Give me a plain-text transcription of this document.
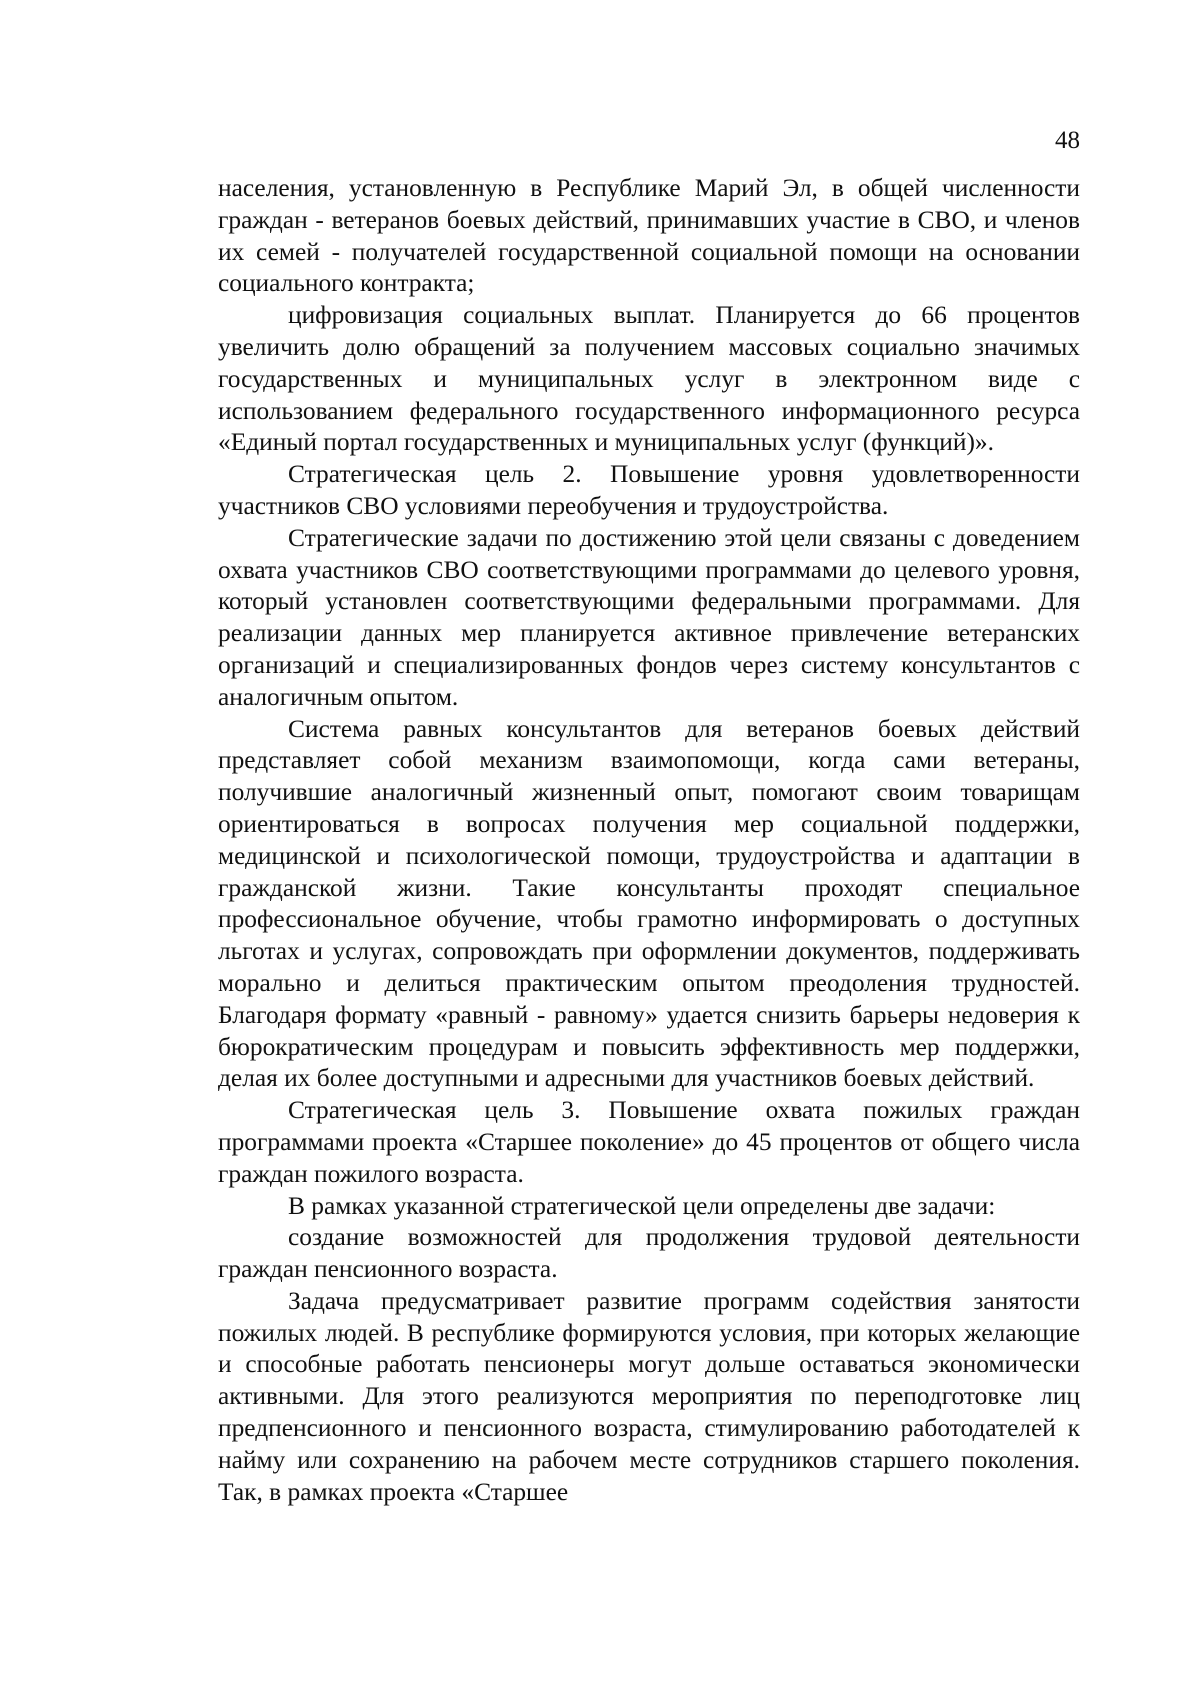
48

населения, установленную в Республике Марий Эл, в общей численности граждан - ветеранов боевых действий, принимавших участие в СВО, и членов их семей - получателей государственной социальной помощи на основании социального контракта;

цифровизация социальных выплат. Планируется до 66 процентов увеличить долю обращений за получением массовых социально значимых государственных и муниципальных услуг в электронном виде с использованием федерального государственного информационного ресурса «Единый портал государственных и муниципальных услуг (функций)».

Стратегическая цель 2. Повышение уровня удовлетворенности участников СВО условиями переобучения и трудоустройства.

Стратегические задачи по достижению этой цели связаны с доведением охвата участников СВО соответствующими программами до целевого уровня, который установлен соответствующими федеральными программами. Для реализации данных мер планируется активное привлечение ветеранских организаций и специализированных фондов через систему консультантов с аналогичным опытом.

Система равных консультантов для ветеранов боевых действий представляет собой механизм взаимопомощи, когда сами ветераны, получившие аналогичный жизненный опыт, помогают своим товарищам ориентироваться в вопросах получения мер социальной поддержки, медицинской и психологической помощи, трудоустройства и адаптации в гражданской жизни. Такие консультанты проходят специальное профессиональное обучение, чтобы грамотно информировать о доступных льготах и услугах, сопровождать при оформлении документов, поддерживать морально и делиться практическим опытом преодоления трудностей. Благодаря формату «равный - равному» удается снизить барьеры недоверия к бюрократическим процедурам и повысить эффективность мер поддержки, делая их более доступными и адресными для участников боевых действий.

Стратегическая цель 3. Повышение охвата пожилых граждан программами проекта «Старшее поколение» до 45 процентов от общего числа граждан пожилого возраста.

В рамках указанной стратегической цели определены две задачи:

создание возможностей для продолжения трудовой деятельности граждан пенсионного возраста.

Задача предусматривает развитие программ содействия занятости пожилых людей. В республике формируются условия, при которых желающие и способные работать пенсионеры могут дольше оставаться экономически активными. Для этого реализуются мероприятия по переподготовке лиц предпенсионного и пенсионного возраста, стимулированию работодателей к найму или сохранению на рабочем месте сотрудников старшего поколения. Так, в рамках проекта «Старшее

Goal of the exercise:
Only lines with the word "пожилых" should be collected from the material.

Solution to this task:
Стратегическая цель 3. Повышение охвата пожилых граждан программами проекта «Старшее поколение» до 45 процентов от общего числа граждан пожилого возраста.
Задача предусматривает развитие программ содействия занятости пожилых людей. В республике формируются условия, при которых желающие и способные работать пенсионеры могут дольше оставаться экономически активными. Для этого реализуются мероприятия по переподготовке лиц предпенсионного и пенсионного возраста, стимулированию работодателей к найму или сохранению на рабочем месте сотрудников старшего поколения. Так, в рамках проекта «Старшее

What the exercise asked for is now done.